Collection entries
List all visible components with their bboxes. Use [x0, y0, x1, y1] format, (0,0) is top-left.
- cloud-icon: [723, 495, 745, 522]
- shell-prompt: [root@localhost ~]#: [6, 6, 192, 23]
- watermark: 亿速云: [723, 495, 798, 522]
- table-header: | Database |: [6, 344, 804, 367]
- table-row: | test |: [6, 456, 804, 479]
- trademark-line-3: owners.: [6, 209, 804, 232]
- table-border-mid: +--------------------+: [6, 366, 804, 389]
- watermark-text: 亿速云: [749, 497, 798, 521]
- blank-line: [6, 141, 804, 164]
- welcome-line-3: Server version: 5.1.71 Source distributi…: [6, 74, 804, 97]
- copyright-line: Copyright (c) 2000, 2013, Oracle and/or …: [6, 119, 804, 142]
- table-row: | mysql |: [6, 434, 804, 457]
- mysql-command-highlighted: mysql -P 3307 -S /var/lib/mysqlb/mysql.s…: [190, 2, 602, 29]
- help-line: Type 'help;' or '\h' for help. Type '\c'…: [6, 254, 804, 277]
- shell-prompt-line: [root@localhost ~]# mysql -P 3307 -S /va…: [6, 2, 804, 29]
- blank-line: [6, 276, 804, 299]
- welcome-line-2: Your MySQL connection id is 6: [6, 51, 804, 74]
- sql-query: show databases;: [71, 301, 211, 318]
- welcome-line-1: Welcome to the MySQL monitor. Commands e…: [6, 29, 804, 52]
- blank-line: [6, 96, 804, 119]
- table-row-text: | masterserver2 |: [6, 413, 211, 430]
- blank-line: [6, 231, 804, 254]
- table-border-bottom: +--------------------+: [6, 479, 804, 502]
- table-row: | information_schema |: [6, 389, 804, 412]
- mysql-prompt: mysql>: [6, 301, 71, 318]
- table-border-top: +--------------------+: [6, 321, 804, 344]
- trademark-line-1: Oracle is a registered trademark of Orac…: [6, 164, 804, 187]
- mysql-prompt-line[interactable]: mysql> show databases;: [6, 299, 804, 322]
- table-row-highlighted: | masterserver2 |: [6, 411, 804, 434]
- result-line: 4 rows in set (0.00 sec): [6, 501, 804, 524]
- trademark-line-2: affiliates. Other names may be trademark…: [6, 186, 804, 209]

### Stated problem
Reproduce the data above verbatim, line for line, without any changes.

### Output for this task
List all visible components with their bboxes. Use [x0, y0, x1, y1] format, (0,0) is top-left.
- cloud-icon: [723, 495, 745, 522]
- shell-prompt: [root@localhost ~]#: [6, 6, 192, 23]
- watermark: 亿速云: [723, 495, 798, 522]
- table-header: | Database |: [6, 344, 804, 367]
- table-row: | test |: [6, 456, 804, 479]
- trademark-line-3: owners.: [6, 209, 804, 232]
- table-border-mid: +--------------------+: [6, 366, 804, 389]
- watermark-text: 亿速云: [749, 497, 798, 521]
- blank-line: [6, 141, 804, 164]
- welcome-line-3: Server version: 5.1.71 Source distributi…: [6, 74, 804, 97]
- copyright-line: Copyright (c) 2000, 2013, Oracle and/or …: [6, 119, 804, 142]
- table-row: | mysql |: [6, 434, 804, 457]
- mysql-command-highlighted: mysql -P 3307 -S /var/lib/mysqlb/mysql.s…: [190, 2, 602, 29]
- help-line: Type 'help;' or '\h' for help. Type '\c'…: [6, 254, 804, 277]
- shell-prompt-line: [root@localhost ~]# mysql -P 3307 -S /va…: [6, 2, 804, 29]
- blank-line: [6, 276, 804, 299]
- welcome-line-2: Your MySQL connection id is 6: [6, 51, 804, 74]
- sql-query: show databases;: [71, 301, 211, 318]
- welcome-line-1: Welcome to the MySQL monitor. Commands e…: [6, 29, 804, 52]
- blank-line: [6, 96, 804, 119]
- table-row-text: | masterserver2 |: [6, 413, 211, 430]
- blank-line: [6, 231, 804, 254]
- table-border-bottom: +--------------------+: [6, 479, 804, 502]
- table-row: | information_schema |: [6, 389, 804, 412]
- mysql-prompt: mysql>: [6, 301, 71, 318]
- table-border-top: +--------------------+: [6, 321, 804, 344]
- trademark-line-1: Oracle is a registered trademark of Orac…: [6, 164, 804, 187]
- mysql-prompt-line[interactable]: mysql> show databases;: [6, 299, 804, 322]
- table-row-highlighted: | masterserver2 |: [6, 411, 804, 434]
- result-line: 4 rows in set (0.00 sec): [6, 501, 804, 524]
- trademark-line-2: affiliates. Other names may be trademark…: [6, 186, 804, 209]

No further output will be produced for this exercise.